Data records
[BEGIN]

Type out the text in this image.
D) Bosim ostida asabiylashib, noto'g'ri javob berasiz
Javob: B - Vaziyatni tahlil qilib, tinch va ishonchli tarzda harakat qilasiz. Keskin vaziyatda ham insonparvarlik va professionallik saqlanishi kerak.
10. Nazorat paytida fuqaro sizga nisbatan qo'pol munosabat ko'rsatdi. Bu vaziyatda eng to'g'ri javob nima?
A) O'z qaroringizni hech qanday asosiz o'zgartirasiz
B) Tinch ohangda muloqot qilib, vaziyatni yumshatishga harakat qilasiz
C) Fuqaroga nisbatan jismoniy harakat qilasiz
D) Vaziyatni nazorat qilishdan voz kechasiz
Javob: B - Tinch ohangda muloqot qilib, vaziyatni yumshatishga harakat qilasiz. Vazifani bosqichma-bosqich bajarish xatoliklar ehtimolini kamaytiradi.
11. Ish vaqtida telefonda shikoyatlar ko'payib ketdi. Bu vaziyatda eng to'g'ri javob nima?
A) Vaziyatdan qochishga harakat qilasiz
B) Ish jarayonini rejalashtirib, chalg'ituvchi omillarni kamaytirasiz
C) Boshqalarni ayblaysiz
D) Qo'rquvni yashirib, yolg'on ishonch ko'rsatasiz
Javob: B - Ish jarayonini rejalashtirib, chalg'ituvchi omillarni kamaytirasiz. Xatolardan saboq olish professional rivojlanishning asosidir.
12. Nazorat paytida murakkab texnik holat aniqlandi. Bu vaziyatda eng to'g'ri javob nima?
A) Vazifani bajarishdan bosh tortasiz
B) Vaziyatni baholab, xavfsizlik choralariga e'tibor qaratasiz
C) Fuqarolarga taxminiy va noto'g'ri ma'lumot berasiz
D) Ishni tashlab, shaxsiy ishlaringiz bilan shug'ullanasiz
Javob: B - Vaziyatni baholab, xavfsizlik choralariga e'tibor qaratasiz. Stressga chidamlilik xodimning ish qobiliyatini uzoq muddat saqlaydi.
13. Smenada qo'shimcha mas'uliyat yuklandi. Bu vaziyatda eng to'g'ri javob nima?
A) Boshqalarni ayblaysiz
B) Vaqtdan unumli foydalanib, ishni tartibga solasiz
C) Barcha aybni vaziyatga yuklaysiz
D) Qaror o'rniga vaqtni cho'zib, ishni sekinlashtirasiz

[END]

**Problem description**
Report how many lines of the data contain the word "xavfsizlik", using the number alone.

**Written answer**
2